Extrait choisi:
====================
Assez, c'est assez. C'est le message qu'a voulu envoyer Barack Obama, hier, en annulant une rencontre prévue avec le président russe Vladimir Poutine. Le geste a été jugé "significatif" par les experts et témoigne d'une dégradation rapide des relations entre les États-Unis et la Russie.

Des représentants de la Maison-Blanche ont confirmé hier que M. Obama se rendra en septembre à Saint-Pétersbourg, en Russie, pour participer au sommet du G20. Mais le président américain annule la rencontre qu'il devait avoir en tête à tête avec M. Poutine à Moscou. Il boudera aussi les évènements qui se tiendront en marge du sommet.

«C'est un camouflet que M. Obama envoie à M. Poutine, analyse Jacques Lévesque, professeur émérite de sciences politiques à l'UQAM. Mais ce dernier s'attendait certainement à cette réaction.»

Selon Aurel Braun, professeur invité à l'Université Harvard et spécialiste des relations internationales à l'Université de Toronto, le refus d'Obama de rencontrer Poutine n'est pas banal. «C'est un petit geste, mais il est significatif, dit-il. Il doit être compris dans le contexte où M. Obama a été extrêmement réticent dans le passé à afficher un déplaisir public envers Moscou.»
====================
Données brutes:
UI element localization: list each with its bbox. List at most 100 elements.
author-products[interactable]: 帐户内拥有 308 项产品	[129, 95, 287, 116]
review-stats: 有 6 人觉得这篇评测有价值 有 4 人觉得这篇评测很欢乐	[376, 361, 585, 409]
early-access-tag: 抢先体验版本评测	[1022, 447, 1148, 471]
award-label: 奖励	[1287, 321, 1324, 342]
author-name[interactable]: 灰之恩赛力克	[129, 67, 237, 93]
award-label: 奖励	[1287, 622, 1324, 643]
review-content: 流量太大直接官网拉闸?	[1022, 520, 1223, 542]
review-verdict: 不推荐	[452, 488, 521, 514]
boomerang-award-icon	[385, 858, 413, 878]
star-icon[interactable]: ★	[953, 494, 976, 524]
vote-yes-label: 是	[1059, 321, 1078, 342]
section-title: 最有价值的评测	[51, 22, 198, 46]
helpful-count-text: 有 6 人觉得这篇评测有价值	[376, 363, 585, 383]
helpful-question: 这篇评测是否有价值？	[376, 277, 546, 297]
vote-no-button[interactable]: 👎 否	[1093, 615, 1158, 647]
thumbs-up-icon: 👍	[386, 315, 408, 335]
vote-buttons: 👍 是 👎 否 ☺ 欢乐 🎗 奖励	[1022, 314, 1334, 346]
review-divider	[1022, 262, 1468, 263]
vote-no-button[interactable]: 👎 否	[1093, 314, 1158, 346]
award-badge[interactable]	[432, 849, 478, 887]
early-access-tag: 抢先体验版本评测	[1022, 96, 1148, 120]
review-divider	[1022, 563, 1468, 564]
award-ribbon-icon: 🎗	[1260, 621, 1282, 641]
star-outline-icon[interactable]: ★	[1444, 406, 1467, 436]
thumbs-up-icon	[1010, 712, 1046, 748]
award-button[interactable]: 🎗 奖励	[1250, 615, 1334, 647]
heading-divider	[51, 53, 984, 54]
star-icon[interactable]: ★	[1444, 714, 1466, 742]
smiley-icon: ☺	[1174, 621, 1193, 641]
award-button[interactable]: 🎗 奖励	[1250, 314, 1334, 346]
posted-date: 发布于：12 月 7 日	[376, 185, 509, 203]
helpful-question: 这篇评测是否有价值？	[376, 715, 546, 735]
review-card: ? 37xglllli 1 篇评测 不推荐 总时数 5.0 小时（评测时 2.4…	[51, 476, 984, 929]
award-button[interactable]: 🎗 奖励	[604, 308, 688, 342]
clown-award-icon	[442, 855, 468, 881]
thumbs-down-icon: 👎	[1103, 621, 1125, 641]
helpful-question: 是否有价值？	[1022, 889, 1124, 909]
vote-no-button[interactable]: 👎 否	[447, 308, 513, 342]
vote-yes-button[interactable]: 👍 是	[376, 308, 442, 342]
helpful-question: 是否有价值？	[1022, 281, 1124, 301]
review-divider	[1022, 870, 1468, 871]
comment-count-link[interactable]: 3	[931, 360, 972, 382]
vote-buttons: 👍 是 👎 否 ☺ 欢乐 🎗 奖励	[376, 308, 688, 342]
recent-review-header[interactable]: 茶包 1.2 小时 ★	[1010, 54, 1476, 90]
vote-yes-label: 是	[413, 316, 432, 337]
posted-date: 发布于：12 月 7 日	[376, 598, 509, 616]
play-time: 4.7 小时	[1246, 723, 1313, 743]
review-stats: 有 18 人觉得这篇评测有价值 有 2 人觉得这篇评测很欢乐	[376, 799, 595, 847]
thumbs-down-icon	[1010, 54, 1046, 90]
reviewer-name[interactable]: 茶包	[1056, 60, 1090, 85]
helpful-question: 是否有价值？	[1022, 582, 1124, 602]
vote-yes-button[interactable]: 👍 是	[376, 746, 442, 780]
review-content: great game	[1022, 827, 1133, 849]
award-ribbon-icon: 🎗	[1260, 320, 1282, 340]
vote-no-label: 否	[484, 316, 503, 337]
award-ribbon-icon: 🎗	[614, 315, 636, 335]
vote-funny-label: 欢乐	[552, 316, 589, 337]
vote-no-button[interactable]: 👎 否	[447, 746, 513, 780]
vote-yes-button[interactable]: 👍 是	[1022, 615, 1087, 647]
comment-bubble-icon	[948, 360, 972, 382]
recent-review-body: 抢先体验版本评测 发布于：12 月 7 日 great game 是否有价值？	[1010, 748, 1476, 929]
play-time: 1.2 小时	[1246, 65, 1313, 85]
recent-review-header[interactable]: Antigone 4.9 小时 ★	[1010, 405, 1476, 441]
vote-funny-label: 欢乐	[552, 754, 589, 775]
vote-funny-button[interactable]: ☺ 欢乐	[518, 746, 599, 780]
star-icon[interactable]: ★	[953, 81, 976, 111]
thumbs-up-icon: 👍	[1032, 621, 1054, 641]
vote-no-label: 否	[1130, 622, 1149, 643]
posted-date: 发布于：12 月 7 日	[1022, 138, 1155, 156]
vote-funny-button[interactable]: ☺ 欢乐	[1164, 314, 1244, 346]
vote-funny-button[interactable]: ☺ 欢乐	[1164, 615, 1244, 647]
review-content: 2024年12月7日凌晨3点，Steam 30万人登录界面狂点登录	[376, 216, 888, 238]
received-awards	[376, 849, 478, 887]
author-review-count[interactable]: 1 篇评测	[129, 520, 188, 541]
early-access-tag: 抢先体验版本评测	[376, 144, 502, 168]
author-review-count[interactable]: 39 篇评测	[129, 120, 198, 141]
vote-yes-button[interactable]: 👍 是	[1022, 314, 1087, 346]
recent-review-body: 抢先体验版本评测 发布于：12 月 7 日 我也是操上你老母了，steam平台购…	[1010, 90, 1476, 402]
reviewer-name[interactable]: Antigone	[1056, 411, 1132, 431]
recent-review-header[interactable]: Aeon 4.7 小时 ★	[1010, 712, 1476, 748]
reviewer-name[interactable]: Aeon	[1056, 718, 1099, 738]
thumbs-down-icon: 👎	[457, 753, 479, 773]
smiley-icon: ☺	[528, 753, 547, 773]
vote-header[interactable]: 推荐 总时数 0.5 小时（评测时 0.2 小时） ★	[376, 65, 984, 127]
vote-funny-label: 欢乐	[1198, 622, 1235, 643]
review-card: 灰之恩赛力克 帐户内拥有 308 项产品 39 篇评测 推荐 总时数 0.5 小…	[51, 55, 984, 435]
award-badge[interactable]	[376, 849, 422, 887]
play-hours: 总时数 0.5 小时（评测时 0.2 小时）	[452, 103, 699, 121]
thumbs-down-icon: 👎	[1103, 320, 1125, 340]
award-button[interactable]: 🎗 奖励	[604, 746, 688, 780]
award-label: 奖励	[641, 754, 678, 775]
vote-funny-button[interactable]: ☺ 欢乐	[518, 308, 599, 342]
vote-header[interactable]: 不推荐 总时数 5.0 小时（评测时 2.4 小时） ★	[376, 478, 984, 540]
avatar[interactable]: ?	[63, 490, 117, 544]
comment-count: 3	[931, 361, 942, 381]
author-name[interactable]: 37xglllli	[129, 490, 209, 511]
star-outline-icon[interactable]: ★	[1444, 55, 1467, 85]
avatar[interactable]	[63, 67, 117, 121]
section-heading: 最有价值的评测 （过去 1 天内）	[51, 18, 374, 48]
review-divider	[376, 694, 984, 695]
====================
À faire:
- A) Selon l'article sur la rencontre annulée entre Obama et Poutine, dans quelle ville se tiendra le sommet du G20 ?
- B) Prolongez l'article sur la rencontre annulée entre Obama et Poutine à partir de sa dernière phrase.

Résultats attendus:
- A) À Saint-Pétersbourg, en Russie.

- B)
La décision américaine est une réaction à ce qui a été interprété comme l'ultime geste de provocation de Moscou: la décision d'accorder l'asile à Edward Snowden, cet ex-consultant de la National Security Agency recherché par Washington pour avoir révélé que le gouvernement américain accumule des données sur les conversations téléphoniques de ses citoyens.

Jacques Lévesque rappelle que bien des pays, dont la Chine, l'Équateur, le Venezuela et Cuba, n'ont pas osé provoquer la colère de Washington dans ce dossier. «Du point de vue international, c'est un coup de maître de Poutine. Il se positionne comme le seul pays au monde capable de résister aux pressions et diktats des États-Unis», analyse l'expert. Il croit que le geste sera aussi payant pour Poutine en Russie même. En plus d'être perçu comme un acte de résistance envers les États-Unis, ce geste vaudra à Poutine la sympathie des organisations des droits de la personne, qui considèrent Snowden comme un héros de la libre circulation d'information.

Selon M. Lévesque, Poutine peut se permettre de provoquer Washington parce qu'il n'est en demande sur aucun dossier important et n'a rien à perdre à court terme.

Mais Aurel Braun, de l'Université de Toronto, croit que Moscou joue un «jeu dangereux». «Dans une guerre diplomatique, celui qui a le plus à perdre est le plus faible, dit-il. Et il est clair que la Russie n'a pas la puissance des États-Unis.»

Selon lui, la Russie a actuellement besoin de s'intégrer à l'économie mondiale et d'attirer des investissements étrangers. Il croit que l'attitude de Poutine nuit à ces objectifs.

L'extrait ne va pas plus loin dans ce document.